To do:
Reproduce the lines of the records character for character, from the line containing "route2-avg-cell: 0.7 bbox=[819, 505, 940, 539]" down to the line containing "issue-cell: 26091 bbox=[0, 233, 66, 267]", with both of those lines included.

Entries supplied:
+ + +

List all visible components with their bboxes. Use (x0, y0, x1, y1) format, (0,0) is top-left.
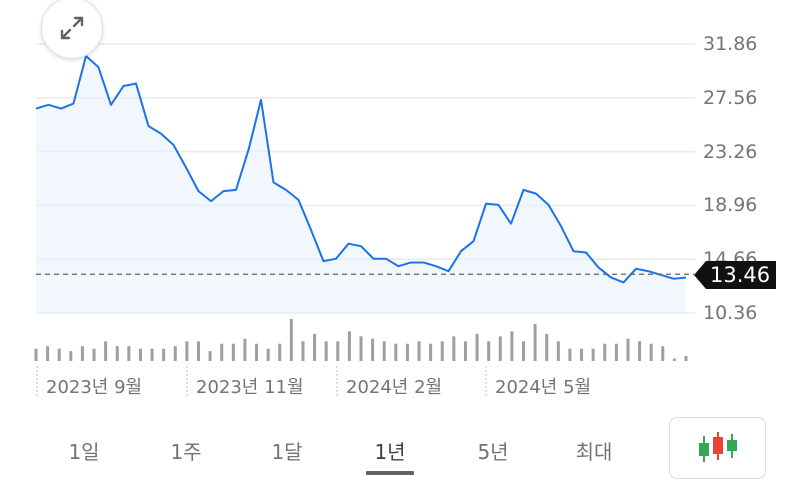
volume-bar (522, 341, 525, 361)
volume-bar (80, 346, 84, 361)
volume-bar (208, 351, 212, 361)
candlestick-icon (698, 432, 737, 462)
volume-bar (580, 348, 584, 361)
volume-bar (556, 341, 560, 361)
volume-bar (429, 343, 433, 361)
price-tag-arrow (694, 261, 706, 289)
range-tab-max[interactable]: 최대 (575, 440, 613, 464)
current-price-value: 13.46 (706, 261, 777, 289)
volume-bar (545, 333, 549, 361)
volume-bar (46, 346, 50, 361)
volume-bar (92, 348, 96, 361)
volume-bar (510, 331, 514, 361)
volume-bar (313, 333, 317, 361)
x-axis-date-label: 2023년 9월 (46, 377, 143, 398)
y-tick-label: 10.36 (703, 302, 758, 324)
volume-bar (614, 343, 618, 361)
volume-bar (243, 338, 247, 361)
y-tick-label: 31.86 (703, 33, 758, 55)
volume-bar (452, 336, 456, 361)
volume-bar (371, 338, 375, 361)
volume-bar (405, 343, 409, 361)
volume-bar (487, 341, 491, 361)
x-axis-date-label: 2023년 11월 (196, 377, 304, 398)
volume-bar (533, 323, 537, 361)
volume-bar (197, 341, 200, 361)
volume-bar (231, 343, 235, 361)
volume-bar (382, 341, 386, 361)
volume-bar (568, 348, 572, 361)
active-range-underline (366, 471, 414, 475)
volume-bar (301, 341, 305, 361)
volume-bar (347, 331, 351, 361)
volume-bar (440, 341, 444, 361)
y-tick-label: 27.56 (703, 86, 758, 109)
current-price-tag: 13.46 (694, 261, 777, 289)
volume-bar (220, 343, 224, 361)
volume-bar (498, 336, 502, 361)
volume-bar (684, 356, 688, 361)
y-tick-label: 23.26 (703, 140, 758, 163)
expand-button[interactable] (41, 0, 103, 59)
volume-bar (115, 346, 119, 361)
volume-bar (289, 319, 293, 361)
range-selector: 1일 1주 1달 1년 5년 최대 (0, 428, 660, 478)
volume-bar (127, 346, 131, 361)
volume-bar (463, 341, 467, 361)
range-tab-1y[interactable]: 1년 (374, 440, 406, 464)
x-axis-date-label: 2024년 2월 (346, 377, 443, 398)
range-tab-5y[interactable]: 5년 (477, 440, 509, 464)
volume-bar (649, 343, 653, 361)
volume-bar (417, 341, 421, 361)
volume-bar (150, 348, 154, 361)
volume-bar (185, 341, 189, 361)
volume-bar (661, 346, 665, 361)
volume-bar (359, 336, 363, 361)
volume-bar (626, 338, 630, 361)
price-chart[interactable] (0, 0, 800, 420)
volume-bar (336, 341, 340, 361)
range-tab-1m[interactable]: 1달 (271, 440, 303, 464)
volume-bar (278, 343, 282, 361)
volume-bar (324, 341, 328, 361)
volume-bar (162, 348, 166, 361)
x-axis-date-label: 2024년 5월 (495, 377, 592, 398)
volume-bar (475, 333, 479, 361)
volume-bar (173, 346, 177, 361)
range-tab-1d[interactable]: 1일 (68, 440, 100, 464)
candlestick-toggle-button[interactable] (669, 417, 766, 479)
volume-bar (638, 341, 642, 361)
price-line (35, 55, 687, 284)
volume-bar (255, 343, 259, 361)
volume-bar (603, 343, 607, 361)
range-tab-1w[interactable]: 1주 (170, 440, 202, 464)
volume-bar (34, 348, 38, 361)
y-tick-label: 18.96 (703, 194, 758, 217)
volume-bar (104, 341, 108, 361)
price-area-fill (36, 56, 686, 313)
volume-bar (394, 343, 398, 361)
volume-bar (138, 348, 142, 361)
volume-bar (266, 348, 270, 361)
expand-icon (60, 16, 84, 40)
volume-bar (591, 348, 595, 361)
volume-bar (57, 348, 61, 361)
volume-bar (672, 358, 676, 361)
volume-bar (69, 351, 73, 361)
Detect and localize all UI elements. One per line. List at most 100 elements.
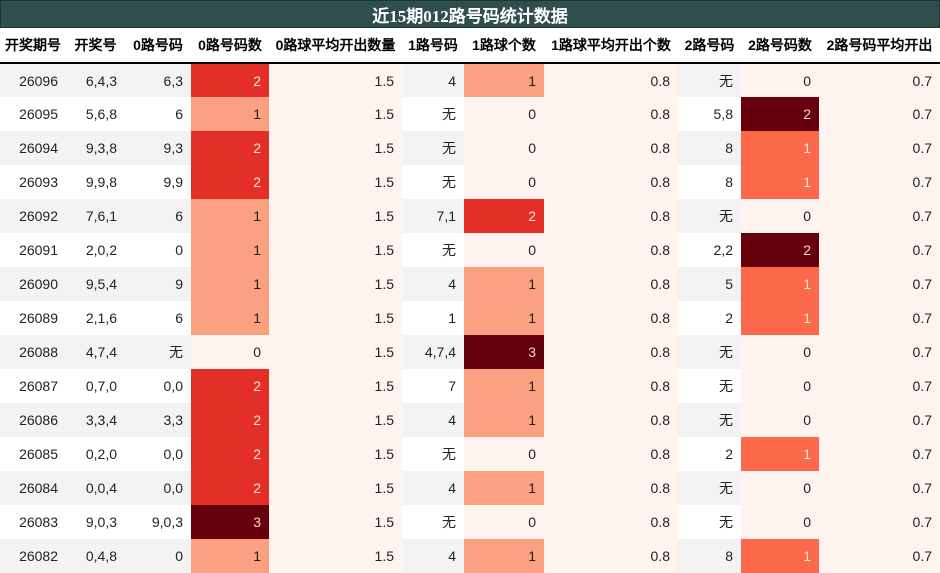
route2-avg-cell: 0.7 bbox=[819, 505, 940, 539]
table-title: 近15期012路号码统计数据 bbox=[0, 0, 940, 28]
draw-cell: 3,3,4 bbox=[66, 403, 125, 437]
issue-cell: 26096 bbox=[0, 63, 66, 97]
issue-cell: 26087 bbox=[0, 369, 66, 403]
route2-avg-cell: 0.7 bbox=[819, 539, 940, 573]
route0-count-cell: 3 bbox=[191, 505, 269, 539]
col-header-draw[interactable]: 开奖号 bbox=[66, 28, 125, 64]
draw-cell: 9,9,8 bbox=[66, 165, 125, 199]
draw-cell: 2,1,6 bbox=[66, 301, 125, 335]
route0-count-cell: 2 bbox=[191, 63, 269, 97]
issue-cell: 26088 bbox=[0, 335, 66, 369]
route0-numbers-cell: 无 bbox=[125, 335, 191, 369]
col-header-route2-avg[interactable]: 2路号码平均开出 bbox=[819, 28, 940, 64]
route2-numbers-cell: 2,2 bbox=[678, 233, 741, 267]
draw-cell: 0,0,4 bbox=[66, 471, 125, 505]
route2-count-cell: 0 bbox=[741, 471, 819, 505]
route0-avg-cell: 1.5 bbox=[269, 233, 402, 267]
route0-avg-cell: 1.5 bbox=[269, 505, 402, 539]
route0-numbers-cell: 0 bbox=[125, 539, 191, 573]
draw-cell: 2,0,2 bbox=[66, 233, 125, 267]
issue-cell: 26091 bbox=[0, 233, 66, 267]
route1-numbers-cell: 1 bbox=[402, 301, 464, 335]
issue-cell: 26086 bbox=[0, 403, 66, 437]
route1-avg-cell: 0.8 bbox=[544, 97, 678, 131]
table-row: 26092 7,6,1 6 1 1.5 7,1 2 0.8 无 0 0.7 bbox=[0, 199, 940, 233]
route1-count-cell: 0 bbox=[464, 233, 544, 267]
draw-cell: 4,7,4 bbox=[66, 335, 125, 369]
route2-count-cell: 0 bbox=[741, 199, 819, 233]
route2-avg-cell: 0.7 bbox=[819, 267, 940, 301]
table-row: 26089 2,1,6 6 1 1.5 1 1 0.8 2 1 0.7 bbox=[0, 301, 940, 335]
route0-avg-cell: 1.5 bbox=[269, 131, 402, 165]
issue-cell: 26093 bbox=[0, 165, 66, 199]
col-header-route1-count[interactable]: 1路球个数 bbox=[464, 28, 544, 64]
route1-count-cell: 0 bbox=[464, 437, 544, 471]
table-row: 26086 3,3,4 3,3 2 1.5 4 1 0.8 无 0 0.7 bbox=[0, 403, 940, 437]
issue-cell: 26083 bbox=[0, 505, 66, 539]
route1-avg-cell: 0.8 bbox=[544, 335, 678, 369]
route0-avg-cell: 1.5 bbox=[269, 403, 402, 437]
draw-cell: 6,4,3 bbox=[66, 63, 125, 97]
col-header-route2-numbers[interactable]: 2路号码 bbox=[678, 28, 741, 64]
route2-numbers-cell: 2 bbox=[678, 301, 741, 335]
issue-cell: 26084 bbox=[0, 471, 66, 505]
route1-count-cell: 0 bbox=[464, 131, 544, 165]
route1-count-cell: 0 bbox=[464, 165, 544, 199]
draw-cell: 9,0,3 bbox=[66, 505, 125, 539]
route1-count-cell: 1 bbox=[464, 267, 544, 301]
draw-cell: 9,5,4 bbox=[66, 267, 125, 301]
route0-count-cell: 2 bbox=[191, 165, 269, 199]
route2-avg-cell: 0.7 bbox=[819, 233, 940, 267]
route1-avg-cell: 0.8 bbox=[544, 131, 678, 165]
route1-count-cell: 1 bbox=[464, 539, 544, 573]
col-header-route0-count[interactable]: 0路号码数 bbox=[191, 28, 269, 64]
draw-cell: 0,7,0 bbox=[66, 369, 125, 403]
route0-count-cell: 2 bbox=[191, 369, 269, 403]
route1-numbers-cell: 4,7,4 bbox=[402, 335, 464, 369]
route1-avg-cell: 0.8 bbox=[544, 471, 678, 505]
col-header-route0-avg[interactable]: 0路球平均开出数量 bbox=[269, 28, 402, 64]
route0-avg-cell: 1.5 bbox=[269, 97, 402, 131]
route1-numbers-cell: 4 bbox=[402, 471, 464, 505]
table-row: 26096 6,4,3 6,3 2 1.5 4 1 0.8 无 0 0.7 bbox=[0, 63, 940, 97]
col-header-route0-numbers[interactable]: 0路号码 bbox=[125, 28, 191, 64]
route1-numbers-cell: 无 bbox=[402, 131, 464, 165]
route1-count-cell: 1 bbox=[464, 63, 544, 97]
route0-count-cell: 1 bbox=[191, 267, 269, 301]
route2-count-cell: 2 bbox=[741, 97, 819, 131]
col-header-route1-avg[interactable]: 1路球平均开出个数 bbox=[544, 28, 678, 64]
route1-numbers-cell: 无 bbox=[402, 165, 464, 199]
route1-count-cell: 0 bbox=[464, 505, 544, 539]
route1-avg-cell: 0.8 bbox=[544, 403, 678, 437]
stats-table: 开奖期号 开奖号 0路号码 0路号码数 0路球平均开出数量 1路号码 1路球个数… bbox=[0, 28, 940, 573]
route2-count-cell: 0 bbox=[741, 335, 819, 369]
route0-avg-cell: 1.5 bbox=[269, 437, 402, 471]
table-row: 26084 0,0,4 0,0 2 1.5 4 1 0.8 无 0 0.7 bbox=[0, 471, 940, 505]
route2-avg-cell: 0.7 bbox=[819, 471, 940, 505]
route0-numbers-cell: 0 bbox=[125, 233, 191, 267]
route1-numbers-cell: 4 bbox=[402, 267, 464, 301]
route2-avg-cell: 0.7 bbox=[819, 369, 940, 403]
route2-numbers-cell: 8 bbox=[678, 165, 741, 199]
issue-cell: 26090 bbox=[0, 267, 66, 301]
route2-avg-cell: 0.7 bbox=[819, 131, 940, 165]
issue-cell: 26082 bbox=[0, 539, 66, 573]
table-row: 26088 4,7,4 无 0 1.5 4,7,4 3 0.8 无 0 0.7 bbox=[0, 335, 940, 369]
route0-avg-cell: 1.5 bbox=[269, 165, 402, 199]
route1-avg-cell: 0.8 bbox=[544, 369, 678, 403]
route0-numbers-cell: 9 bbox=[125, 267, 191, 301]
col-header-route2-count[interactable]: 2路号码数 bbox=[741, 28, 819, 64]
route1-numbers-cell: 无 bbox=[402, 437, 464, 471]
issue-cell: 26085 bbox=[0, 437, 66, 471]
route2-numbers-cell: 无 bbox=[678, 403, 741, 437]
col-header-issue[interactable]: 开奖期号 bbox=[0, 28, 66, 64]
route1-numbers-cell: 4 bbox=[402, 403, 464, 437]
route0-count-cell: 0 bbox=[191, 335, 269, 369]
col-header-route1-numbers[interactable]: 1路号码 bbox=[402, 28, 464, 64]
route2-numbers-cell: 8 bbox=[678, 539, 741, 573]
route0-count-cell: 2 bbox=[191, 471, 269, 505]
route2-numbers-cell: 无 bbox=[678, 63, 741, 97]
route0-numbers-cell: 6,3 bbox=[125, 63, 191, 97]
route0-numbers-cell: 6 bbox=[125, 199, 191, 233]
route0-avg-cell: 1.5 bbox=[269, 335, 402, 369]
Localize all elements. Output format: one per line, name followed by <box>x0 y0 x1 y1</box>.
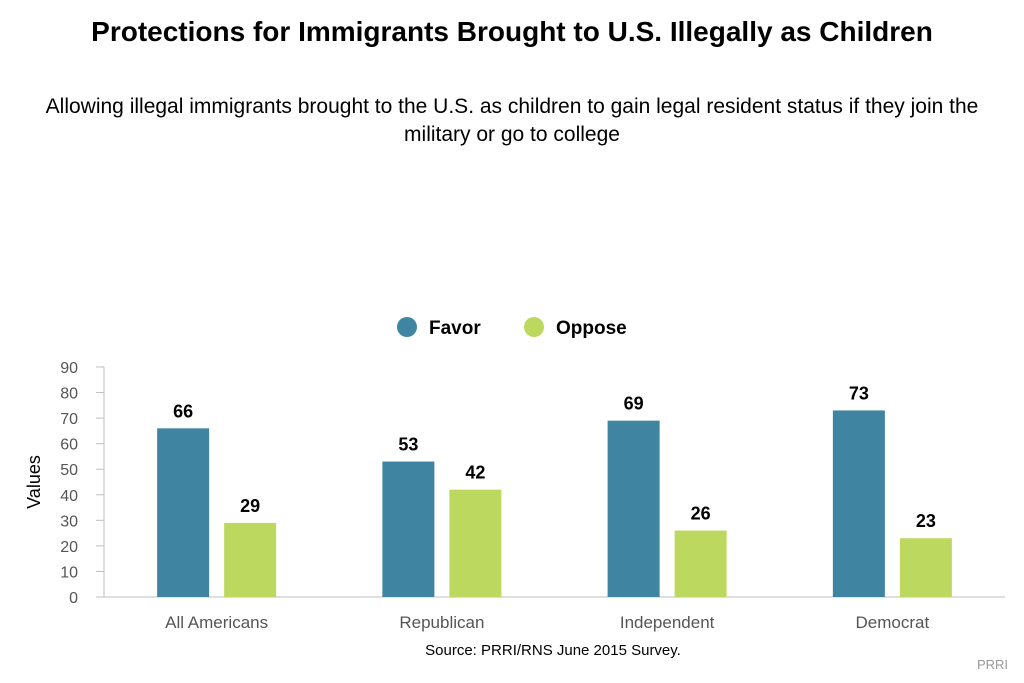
data-label: 42 <box>465 463 485 483</box>
y-tick-label: 10 <box>60 564 78 581</box>
x-tick-label: Independent <box>620 613 715 632</box>
y-tick-label: 50 <box>60 462 78 479</box>
x-tick-label: Democrat <box>856 613 930 632</box>
legend-marker-favor <box>397 317 417 337</box>
data-label: 26 <box>691 504 711 524</box>
y-tick-label: 30 <box>60 513 78 530</box>
bar-favor <box>382 461 435 597</box>
data-label: 23 <box>916 511 936 531</box>
y-tick-label: 80 <box>60 386 78 403</box>
bar-favor <box>607 420 660 597</box>
chart-title: Protections for Immigrants Brought to U.… <box>91 16 933 47</box>
source-note: Source: PRRI/RNS June 2015 Survey. <box>425 642 681 659</box>
legend: Favor Oppose <box>397 317 627 339</box>
data-label: 66 <box>173 401 193 421</box>
y-tick-label: 20 <box>60 539 78 556</box>
bars: 66 29 53 42 69 26 73 23 <box>157 383 952 597</box>
y-axis: 0 10 20 30 40 50 60 70 80 90 Values <box>24 360 105 607</box>
credit-label: PRRI <box>976 657 1008 672</box>
y-axis-label: Values <box>24 455 44 509</box>
legend-label: Favor <box>429 318 481 339</box>
bar-favor <box>157 428 210 597</box>
data-label: 53 <box>398 435 418 455</box>
x-tick-label: Republican <box>399 613 484 632</box>
bar-favor <box>832 410 885 597</box>
y-tick-label: 60 <box>60 437 78 454</box>
bar-oppose <box>449 489 502 597</box>
data-label: 29 <box>240 496 260 516</box>
chart-subtitle: Allowing illegal immigrants brought to t… <box>45 95 979 146</box>
legend-marker-oppose <box>524 317 544 337</box>
x-axis: All Americans Republican Independent Democr… <box>104 596 1005 632</box>
x-tick-label: All Americans <box>165 613 268 632</box>
bar-oppose <box>224 522 277 597</box>
y-tick-label: 0 <box>69 590 78 607</box>
data-label: 69 <box>624 394 644 414</box>
data-label: 73 <box>849 383 869 403</box>
bar-oppose <box>674 530 727 597</box>
legend-label: Oppose <box>556 318 627 339</box>
y-tick-label: 70 <box>60 411 78 428</box>
y-tick-label: 90 <box>60 360 78 377</box>
bar-oppose <box>899 538 952 597</box>
y-tick-label: 40 <box>60 488 78 505</box>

+ + +

Response below:
route2-avg-cell: 0.7 bbox=[819, 505, 940, 539]
table-title: 近15期012路号码统计数据 bbox=[0, 0, 940, 28]
draw-cell: 3,3,4 bbox=[66, 403, 125, 437]
issue-cell: 26096 bbox=[0, 63, 66, 97]
issue-cell: 26087 bbox=[0, 369, 66, 403]
route2-avg-cell: 0.7 bbox=[819, 539, 940, 573]
route0-count-cell: 3 bbox=[191, 505, 269, 539]
col-header-draw[interactable]: 开奖号 bbox=[66, 28, 125, 64]
draw-cell: 9,9,8 bbox=[66, 165, 125, 199]
draw-cell: 2,1,6 bbox=[66, 301, 125, 335]
route0-count-cell: 2 bbox=[191, 63, 269, 97]
issue-cell: 26088 bbox=[0, 335, 66, 369]
route0-numbers-cell: 无 bbox=[125, 335, 191, 369]
col-header-route2-avg[interactable]: 2路号码平均开出 bbox=[819, 28, 940, 64]
route2-numbers-cell: 2,2 bbox=[678, 233, 741, 267]
draw-cell: 0,0,4 bbox=[66, 471, 125, 505]
route2-count-cell: 0 bbox=[741, 471, 819, 505]
route0-avg-cell: 1.5 bbox=[269, 233, 402, 267]
route0-avg-cell: 1.5 bbox=[269, 505, 402, 539]
route0-numbers-cell: 0 bbox=[125, 539, 191, 573]
draw-cell: 2,0,2 bbox=[66, 233, 125, 267]
issue-cell: 26091 bbox=[0, 233, 66, 267]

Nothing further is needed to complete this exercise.